Find the string "研究我省贯彻落实意见" in the records. Copy every line it appears in.

===============

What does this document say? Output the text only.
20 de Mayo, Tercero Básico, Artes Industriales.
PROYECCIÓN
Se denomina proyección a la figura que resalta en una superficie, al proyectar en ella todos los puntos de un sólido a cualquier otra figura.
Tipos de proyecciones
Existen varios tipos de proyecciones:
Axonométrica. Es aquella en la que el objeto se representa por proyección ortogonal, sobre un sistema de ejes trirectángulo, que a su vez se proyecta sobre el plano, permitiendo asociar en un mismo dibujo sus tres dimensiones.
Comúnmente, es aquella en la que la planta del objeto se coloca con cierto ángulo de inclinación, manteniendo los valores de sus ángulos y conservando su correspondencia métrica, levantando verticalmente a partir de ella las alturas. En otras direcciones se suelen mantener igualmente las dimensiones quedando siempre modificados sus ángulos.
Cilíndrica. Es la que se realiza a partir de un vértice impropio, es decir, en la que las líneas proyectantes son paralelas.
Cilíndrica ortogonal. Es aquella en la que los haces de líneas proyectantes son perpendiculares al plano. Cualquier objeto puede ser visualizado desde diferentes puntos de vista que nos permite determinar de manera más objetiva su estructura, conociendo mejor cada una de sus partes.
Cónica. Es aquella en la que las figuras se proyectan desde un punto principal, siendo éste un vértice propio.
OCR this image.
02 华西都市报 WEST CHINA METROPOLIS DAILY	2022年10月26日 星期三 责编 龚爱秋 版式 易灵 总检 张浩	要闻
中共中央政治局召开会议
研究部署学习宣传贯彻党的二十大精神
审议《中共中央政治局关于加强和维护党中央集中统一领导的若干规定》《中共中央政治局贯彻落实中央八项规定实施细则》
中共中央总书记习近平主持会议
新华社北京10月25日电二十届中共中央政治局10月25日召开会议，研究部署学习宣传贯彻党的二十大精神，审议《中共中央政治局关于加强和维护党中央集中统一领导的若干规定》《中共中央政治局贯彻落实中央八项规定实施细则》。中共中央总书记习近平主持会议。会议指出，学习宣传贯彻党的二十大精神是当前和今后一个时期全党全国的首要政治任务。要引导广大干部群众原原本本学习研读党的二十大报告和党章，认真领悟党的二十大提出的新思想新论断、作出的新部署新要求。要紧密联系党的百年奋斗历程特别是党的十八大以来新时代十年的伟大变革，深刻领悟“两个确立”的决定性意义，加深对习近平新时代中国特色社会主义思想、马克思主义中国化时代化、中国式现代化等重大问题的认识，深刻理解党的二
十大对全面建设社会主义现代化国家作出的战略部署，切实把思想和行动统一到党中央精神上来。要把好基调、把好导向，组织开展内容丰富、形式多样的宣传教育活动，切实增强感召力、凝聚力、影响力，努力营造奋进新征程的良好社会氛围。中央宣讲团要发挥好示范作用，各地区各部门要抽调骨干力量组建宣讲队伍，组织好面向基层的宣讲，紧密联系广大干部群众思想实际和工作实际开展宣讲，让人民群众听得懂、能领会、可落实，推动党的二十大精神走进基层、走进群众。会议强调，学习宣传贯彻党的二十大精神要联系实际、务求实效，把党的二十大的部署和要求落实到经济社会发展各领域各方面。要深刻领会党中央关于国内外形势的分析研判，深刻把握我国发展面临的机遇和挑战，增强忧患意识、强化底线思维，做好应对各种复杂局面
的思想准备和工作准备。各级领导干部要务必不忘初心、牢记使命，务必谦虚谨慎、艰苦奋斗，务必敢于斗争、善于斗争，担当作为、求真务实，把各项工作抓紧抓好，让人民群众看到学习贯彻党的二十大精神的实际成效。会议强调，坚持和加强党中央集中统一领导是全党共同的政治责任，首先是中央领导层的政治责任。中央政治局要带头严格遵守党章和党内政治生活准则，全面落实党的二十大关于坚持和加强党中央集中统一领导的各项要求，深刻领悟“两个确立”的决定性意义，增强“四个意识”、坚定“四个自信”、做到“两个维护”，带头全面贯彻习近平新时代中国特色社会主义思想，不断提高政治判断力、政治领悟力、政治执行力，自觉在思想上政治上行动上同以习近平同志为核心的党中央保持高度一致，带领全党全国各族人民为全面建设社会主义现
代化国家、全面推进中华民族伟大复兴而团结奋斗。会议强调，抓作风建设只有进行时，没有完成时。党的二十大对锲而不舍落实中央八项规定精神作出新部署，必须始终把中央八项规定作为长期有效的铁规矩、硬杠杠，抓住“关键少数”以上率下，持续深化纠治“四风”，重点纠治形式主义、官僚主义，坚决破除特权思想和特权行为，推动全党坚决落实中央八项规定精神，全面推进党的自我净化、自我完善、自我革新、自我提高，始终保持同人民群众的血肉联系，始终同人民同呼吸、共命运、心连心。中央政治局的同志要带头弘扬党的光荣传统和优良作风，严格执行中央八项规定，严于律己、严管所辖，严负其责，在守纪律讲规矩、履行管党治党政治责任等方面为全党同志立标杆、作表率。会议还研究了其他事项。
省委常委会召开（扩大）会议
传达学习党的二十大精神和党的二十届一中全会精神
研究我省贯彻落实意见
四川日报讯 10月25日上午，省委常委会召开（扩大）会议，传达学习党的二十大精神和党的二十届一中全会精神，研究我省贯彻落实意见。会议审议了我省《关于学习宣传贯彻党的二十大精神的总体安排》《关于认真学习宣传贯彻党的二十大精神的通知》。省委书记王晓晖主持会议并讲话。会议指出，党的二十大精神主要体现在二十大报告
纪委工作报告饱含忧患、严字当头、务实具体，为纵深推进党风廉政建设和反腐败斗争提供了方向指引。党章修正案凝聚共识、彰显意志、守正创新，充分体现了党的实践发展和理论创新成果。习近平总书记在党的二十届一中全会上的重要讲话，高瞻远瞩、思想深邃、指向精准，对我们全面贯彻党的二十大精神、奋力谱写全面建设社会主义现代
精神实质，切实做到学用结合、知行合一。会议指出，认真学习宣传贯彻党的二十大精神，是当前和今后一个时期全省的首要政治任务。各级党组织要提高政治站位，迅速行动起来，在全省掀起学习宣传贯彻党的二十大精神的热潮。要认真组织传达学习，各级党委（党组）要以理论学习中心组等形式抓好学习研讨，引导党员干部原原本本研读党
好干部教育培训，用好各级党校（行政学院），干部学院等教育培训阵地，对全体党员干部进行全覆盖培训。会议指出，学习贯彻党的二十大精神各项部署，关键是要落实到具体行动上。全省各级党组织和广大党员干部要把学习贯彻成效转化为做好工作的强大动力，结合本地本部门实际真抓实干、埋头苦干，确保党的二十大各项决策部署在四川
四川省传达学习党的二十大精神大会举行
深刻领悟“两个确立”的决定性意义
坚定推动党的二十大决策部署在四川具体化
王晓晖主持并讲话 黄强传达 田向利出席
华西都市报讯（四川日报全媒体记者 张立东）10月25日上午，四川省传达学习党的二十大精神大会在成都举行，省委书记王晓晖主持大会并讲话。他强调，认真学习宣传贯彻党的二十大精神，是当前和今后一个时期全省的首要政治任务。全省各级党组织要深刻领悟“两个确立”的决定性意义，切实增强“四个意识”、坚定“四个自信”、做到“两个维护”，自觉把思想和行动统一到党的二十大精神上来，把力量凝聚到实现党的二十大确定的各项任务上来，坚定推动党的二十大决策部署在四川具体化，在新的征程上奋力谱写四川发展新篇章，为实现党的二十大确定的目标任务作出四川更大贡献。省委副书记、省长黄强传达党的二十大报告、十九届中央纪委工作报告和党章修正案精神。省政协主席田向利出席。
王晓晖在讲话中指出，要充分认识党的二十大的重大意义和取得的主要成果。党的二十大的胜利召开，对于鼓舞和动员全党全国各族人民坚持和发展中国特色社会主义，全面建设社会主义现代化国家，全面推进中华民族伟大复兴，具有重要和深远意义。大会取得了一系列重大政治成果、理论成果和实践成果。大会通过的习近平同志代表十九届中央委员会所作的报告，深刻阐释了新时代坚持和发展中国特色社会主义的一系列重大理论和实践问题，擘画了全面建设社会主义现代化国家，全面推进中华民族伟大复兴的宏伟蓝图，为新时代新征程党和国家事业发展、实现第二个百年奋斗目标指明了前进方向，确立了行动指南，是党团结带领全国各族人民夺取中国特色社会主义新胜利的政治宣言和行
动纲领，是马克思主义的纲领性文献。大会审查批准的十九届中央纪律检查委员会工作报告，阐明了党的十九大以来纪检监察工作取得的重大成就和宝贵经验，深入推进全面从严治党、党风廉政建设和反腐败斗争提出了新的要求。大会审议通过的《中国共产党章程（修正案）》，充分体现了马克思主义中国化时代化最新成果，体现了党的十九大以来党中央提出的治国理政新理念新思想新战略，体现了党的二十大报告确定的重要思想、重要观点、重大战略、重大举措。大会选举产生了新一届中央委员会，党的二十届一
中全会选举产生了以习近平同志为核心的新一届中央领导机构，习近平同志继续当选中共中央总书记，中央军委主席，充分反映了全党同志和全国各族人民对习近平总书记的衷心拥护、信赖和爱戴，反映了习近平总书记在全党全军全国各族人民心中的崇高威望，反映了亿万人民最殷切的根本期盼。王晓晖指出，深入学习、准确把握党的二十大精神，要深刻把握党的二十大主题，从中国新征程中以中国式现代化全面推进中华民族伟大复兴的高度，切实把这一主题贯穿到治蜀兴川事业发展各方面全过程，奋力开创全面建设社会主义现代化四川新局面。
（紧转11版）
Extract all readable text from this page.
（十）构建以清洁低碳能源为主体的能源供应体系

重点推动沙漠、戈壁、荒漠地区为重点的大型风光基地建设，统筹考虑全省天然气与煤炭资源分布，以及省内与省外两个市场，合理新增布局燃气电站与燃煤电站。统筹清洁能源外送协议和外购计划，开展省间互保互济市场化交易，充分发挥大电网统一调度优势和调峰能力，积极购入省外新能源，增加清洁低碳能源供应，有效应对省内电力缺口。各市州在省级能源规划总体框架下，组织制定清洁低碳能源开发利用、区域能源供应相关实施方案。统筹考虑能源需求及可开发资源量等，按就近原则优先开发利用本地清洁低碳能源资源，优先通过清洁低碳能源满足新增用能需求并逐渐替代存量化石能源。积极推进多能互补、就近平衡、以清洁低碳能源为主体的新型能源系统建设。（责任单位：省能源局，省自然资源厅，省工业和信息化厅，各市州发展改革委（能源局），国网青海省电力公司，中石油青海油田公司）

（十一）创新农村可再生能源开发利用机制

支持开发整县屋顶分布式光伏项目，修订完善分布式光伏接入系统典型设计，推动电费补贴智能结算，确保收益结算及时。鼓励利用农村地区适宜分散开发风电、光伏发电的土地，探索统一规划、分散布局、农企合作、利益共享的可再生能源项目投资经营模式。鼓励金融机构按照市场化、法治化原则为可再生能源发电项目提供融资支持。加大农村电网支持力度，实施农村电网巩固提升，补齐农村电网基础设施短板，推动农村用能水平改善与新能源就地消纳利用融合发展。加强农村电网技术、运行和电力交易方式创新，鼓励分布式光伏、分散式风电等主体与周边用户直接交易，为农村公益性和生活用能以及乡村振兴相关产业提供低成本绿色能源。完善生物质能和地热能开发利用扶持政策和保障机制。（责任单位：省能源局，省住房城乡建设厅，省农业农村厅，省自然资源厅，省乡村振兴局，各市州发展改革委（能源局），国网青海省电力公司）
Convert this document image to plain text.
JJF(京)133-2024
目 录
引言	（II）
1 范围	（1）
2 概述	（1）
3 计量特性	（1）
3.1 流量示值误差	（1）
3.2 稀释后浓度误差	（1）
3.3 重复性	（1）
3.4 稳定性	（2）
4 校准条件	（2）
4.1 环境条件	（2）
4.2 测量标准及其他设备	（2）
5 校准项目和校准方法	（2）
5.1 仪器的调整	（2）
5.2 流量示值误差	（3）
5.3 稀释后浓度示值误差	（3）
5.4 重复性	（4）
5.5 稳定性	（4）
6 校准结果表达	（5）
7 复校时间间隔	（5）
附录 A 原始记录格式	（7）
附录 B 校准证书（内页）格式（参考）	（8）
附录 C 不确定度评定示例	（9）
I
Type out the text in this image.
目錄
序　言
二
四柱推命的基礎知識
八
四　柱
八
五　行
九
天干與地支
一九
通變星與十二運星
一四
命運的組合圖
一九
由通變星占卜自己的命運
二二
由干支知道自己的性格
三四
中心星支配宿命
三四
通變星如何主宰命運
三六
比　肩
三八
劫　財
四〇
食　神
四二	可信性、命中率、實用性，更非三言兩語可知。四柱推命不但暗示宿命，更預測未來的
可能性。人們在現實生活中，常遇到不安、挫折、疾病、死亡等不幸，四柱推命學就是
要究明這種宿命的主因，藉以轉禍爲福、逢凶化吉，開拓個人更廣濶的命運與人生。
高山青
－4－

===============

* **Solution to this problem**:
研究我省贯彻落实意见
四川日报讯 10月25日上午，省委常委会召开（扩大）会议，传达学习党的二十大精神和党的二十届一中全会精神，研究我省贯彻落实意见。会议审议了我省《关于学习宣传贯彻党的二十大精神的总体安排》《关于认真学习宣传贯彻党的二十大精神的通知》。省委书记王晓晖主持会议并讲话。会议指出，党的二十大精神主要体现在二十大报告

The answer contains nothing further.